■ **GIVEN REQUEST**: Copy every line of the records below where the word "programmable" occurs.

■ **SUPPLIED INFORMATION**:
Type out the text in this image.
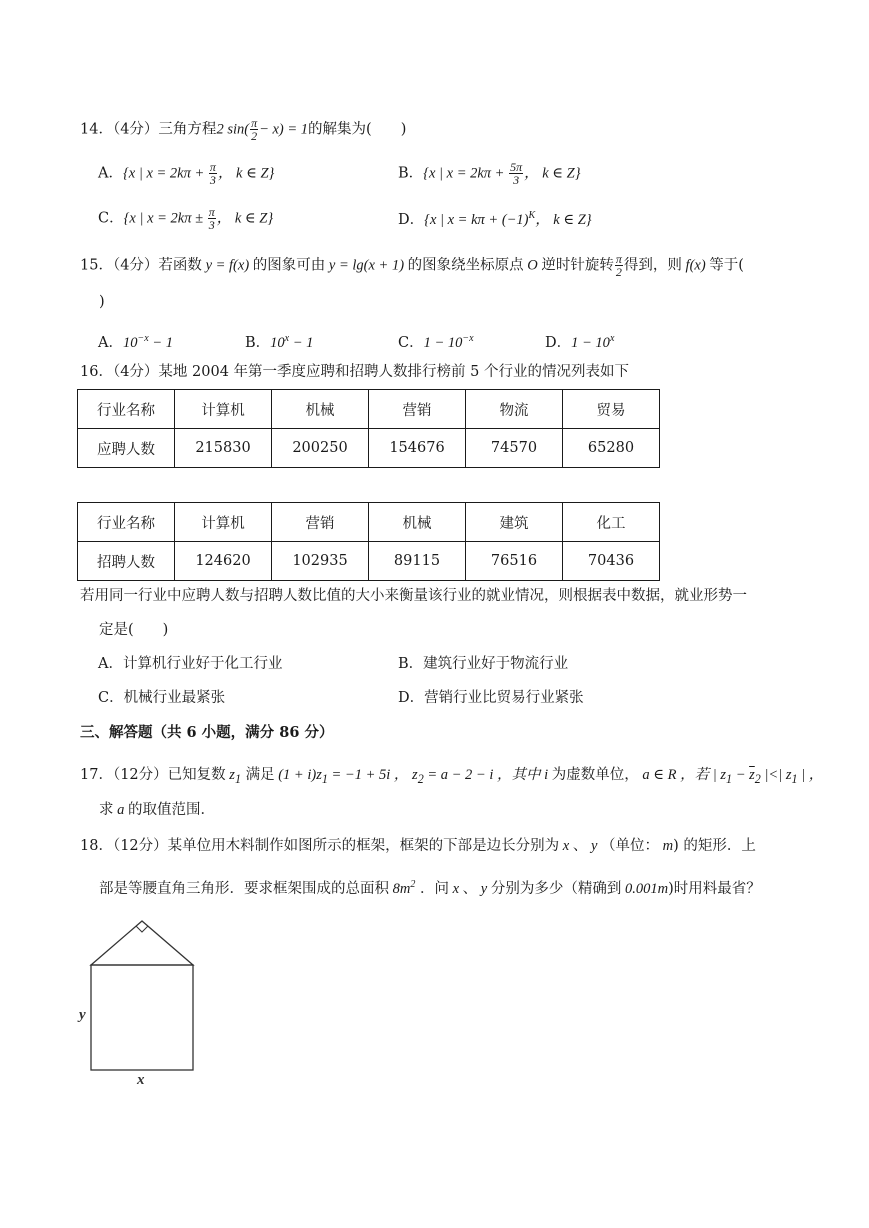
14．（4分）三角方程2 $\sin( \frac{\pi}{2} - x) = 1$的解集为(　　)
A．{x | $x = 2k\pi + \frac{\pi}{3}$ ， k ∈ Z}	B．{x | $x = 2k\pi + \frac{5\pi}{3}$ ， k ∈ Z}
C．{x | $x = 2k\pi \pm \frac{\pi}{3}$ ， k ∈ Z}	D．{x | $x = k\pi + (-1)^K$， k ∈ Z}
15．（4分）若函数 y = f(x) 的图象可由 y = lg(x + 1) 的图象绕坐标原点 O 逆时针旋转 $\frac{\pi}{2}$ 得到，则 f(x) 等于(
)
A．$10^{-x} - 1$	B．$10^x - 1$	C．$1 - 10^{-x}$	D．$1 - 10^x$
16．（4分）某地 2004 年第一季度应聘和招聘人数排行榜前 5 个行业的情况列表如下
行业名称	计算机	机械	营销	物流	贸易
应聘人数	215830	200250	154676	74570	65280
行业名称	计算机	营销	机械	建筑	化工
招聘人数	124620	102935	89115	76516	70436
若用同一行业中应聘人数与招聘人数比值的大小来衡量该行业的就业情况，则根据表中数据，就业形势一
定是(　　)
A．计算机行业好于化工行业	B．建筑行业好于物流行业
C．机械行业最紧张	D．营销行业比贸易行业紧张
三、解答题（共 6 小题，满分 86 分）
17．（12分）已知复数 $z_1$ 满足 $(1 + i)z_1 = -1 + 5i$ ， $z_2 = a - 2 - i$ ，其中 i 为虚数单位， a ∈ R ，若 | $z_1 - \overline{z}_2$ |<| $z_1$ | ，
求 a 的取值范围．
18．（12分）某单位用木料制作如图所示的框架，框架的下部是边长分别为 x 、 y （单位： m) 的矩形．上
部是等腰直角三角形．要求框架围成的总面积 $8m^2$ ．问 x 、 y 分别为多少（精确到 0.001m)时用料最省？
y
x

--

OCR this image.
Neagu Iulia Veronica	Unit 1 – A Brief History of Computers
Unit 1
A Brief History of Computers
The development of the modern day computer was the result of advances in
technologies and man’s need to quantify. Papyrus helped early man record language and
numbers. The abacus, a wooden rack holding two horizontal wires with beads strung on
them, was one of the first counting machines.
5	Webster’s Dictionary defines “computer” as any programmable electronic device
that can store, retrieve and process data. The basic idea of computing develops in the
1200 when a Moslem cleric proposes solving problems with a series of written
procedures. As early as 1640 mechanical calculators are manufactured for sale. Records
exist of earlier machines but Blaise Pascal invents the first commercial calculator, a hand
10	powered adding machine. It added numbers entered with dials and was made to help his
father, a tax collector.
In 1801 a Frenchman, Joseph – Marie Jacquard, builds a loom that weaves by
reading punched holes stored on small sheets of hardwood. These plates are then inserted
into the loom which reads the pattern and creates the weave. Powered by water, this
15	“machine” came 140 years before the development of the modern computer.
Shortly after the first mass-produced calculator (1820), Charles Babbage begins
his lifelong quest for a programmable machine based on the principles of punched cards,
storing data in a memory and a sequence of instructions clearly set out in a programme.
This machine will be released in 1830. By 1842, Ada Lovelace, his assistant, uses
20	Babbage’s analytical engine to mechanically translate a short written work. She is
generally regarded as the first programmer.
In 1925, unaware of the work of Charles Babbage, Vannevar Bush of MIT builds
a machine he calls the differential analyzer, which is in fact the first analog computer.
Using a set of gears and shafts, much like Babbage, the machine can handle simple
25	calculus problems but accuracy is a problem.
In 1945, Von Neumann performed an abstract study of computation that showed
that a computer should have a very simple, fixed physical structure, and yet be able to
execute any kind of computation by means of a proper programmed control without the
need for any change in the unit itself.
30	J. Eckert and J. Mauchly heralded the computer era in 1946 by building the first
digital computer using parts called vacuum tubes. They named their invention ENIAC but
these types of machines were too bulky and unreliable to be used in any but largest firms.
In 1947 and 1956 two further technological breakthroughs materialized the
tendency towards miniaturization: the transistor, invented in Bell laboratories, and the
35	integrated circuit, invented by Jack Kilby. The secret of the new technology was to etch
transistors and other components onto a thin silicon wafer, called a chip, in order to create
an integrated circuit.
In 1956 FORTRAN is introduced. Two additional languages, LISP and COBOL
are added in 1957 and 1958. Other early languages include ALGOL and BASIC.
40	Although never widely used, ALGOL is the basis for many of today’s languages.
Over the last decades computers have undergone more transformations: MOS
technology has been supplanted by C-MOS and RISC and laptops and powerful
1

■ **SOLUTION FOR THIS TASK**:
5	Webster’s Dictionary defines “computer” as any programmable electronic device
his lifelong quest for a programmable machine based on the principles of punched cards,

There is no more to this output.